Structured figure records
__________

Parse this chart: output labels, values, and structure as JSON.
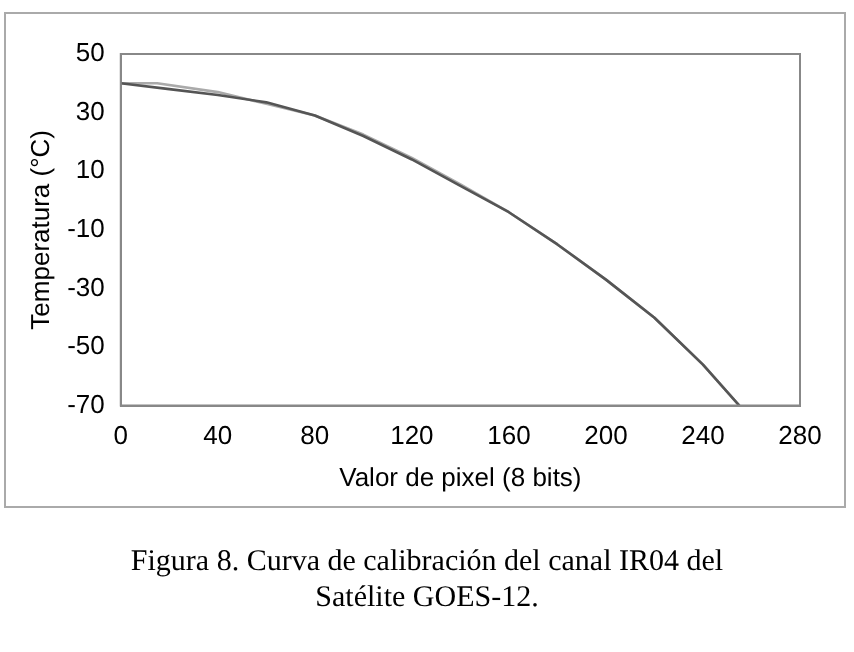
{
  "chart_data": {
    "type": "line",
    "xlabel": "Valor de pixel (8 bits)",
    "ylabel": "Temperatura (°C)",
    "xlim": [
      0,
      280
    ],
    "xticks": [
      0,
      40,
      80,
      120,
      160,
      200,
      240,
      280
    ],
    "ylim": [
      -70,
      50
    ],
    "yticks": [
      -70,
      -50,
      -30,
      -10,
      10,
      30,
      50
    ],
    "grid": false,
    "legend": false,
    "marker": "none",
    "line_style": "solid",
    "series": [
      {
        "color": "#555555",
        "x": [
          0,
          20,
          40,
          60,
          80,
          100,
          120,
          140,
          160,
          180,
          200,
          220,
          240,
          255
        ],
        "values": [
          40,
          38,
          36,
          33.5,
          29,
          22,
          14,
          5,
          -4,
          -15,
          -27,
          -40,
          -56,
          -70
        ]
      },
      {
        "color": "#aaaaaa",
        "x": [
          0,
          15,
          40,
          60,
          80,
          100,
          120,
          140,
          160,
          180,
          200,
          220,
          240,
          255
        ],
        "values": [
          40,
          40,
          37,
          33,
          29,
          22.5,
          14.5,
          5.5,
          -4,
          -15,
          -27,
          -40,
          -56,
          -70
        ]
      }
    ],
    "annotations": [
      "Figura 8. Curva de calibración del canal IR04 del Satélite GOES-12."
    ]
  }
}
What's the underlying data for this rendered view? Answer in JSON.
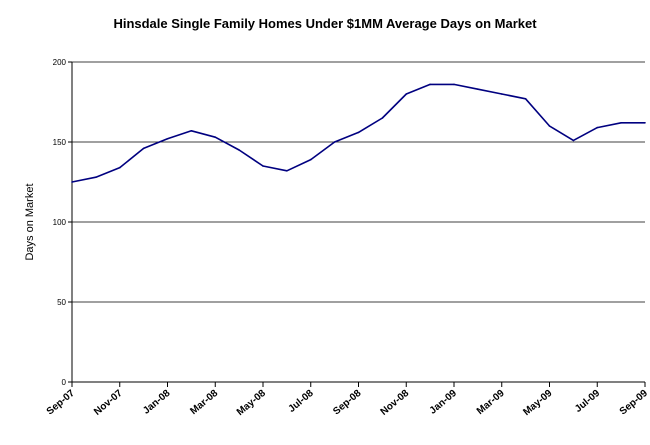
{
  "chart_data": {
    "type": "line",
    "title": "Hinsdale Single Family Homes Under $1MM Average Days on Market",
    "xlabel": "",
    "ylabel": "Days on Market",
    "ylim": [
      0,
      200
    ],
    "yticks": [
      "0",
      "50",
      "100",
      "150",
      "200"
    ],
    "grid": true,
    "legend": "none",
    "line_color": "#000080",
    "x": [
      "Sep-07",
      "Oct-07",
      "Nov-07",
      "Dec-07",
      "Jan-08",
      "Feb-08",
      "Mar-08",
      "Apr-08",
      "May-08",
      "Jun-08",
      "Jul-08",
      "Aug-08",
      "Sep-08",
      "Oct-08",
      "Nov-08",
      "Dec-08",
      "Jan-09",
      "Feb-09",
      "Mar-09",
      "Apr-09",
      "May-09",
      "Jun-09",
      "Jul-09",
      "Aug-09",
      "Sep-09"
    ],
    "xtick_labels": [
      "Sep-07",
      "Nov-07",
      "Jan-08",
      "Mar-08",
      "May-08",
      "Jul-08",
      "Sep-08",
      "Nov-08",
      "Jan-09",
      "Mar-09",
      "May-09",
      "Jul-09",
      "Sep-09"
    ],
    "series": [
      {
        "values": [
          125,
          128,
          134,
          146,
          152,
          157,
          153,
          145,
          135,
          132,
          139,
          150,
          156,
          165,
          180,
          186,
          186,
          183,
          180,
          177,
          160,
          151,
          159,
          162,
          162
        ]
      }
    ]
  }
}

__________

WHAT IS ASKED
Some lines of the data may hold the word "Market". Say how many do, with nothing else.

ANSWER TO THIS EXERCISE
2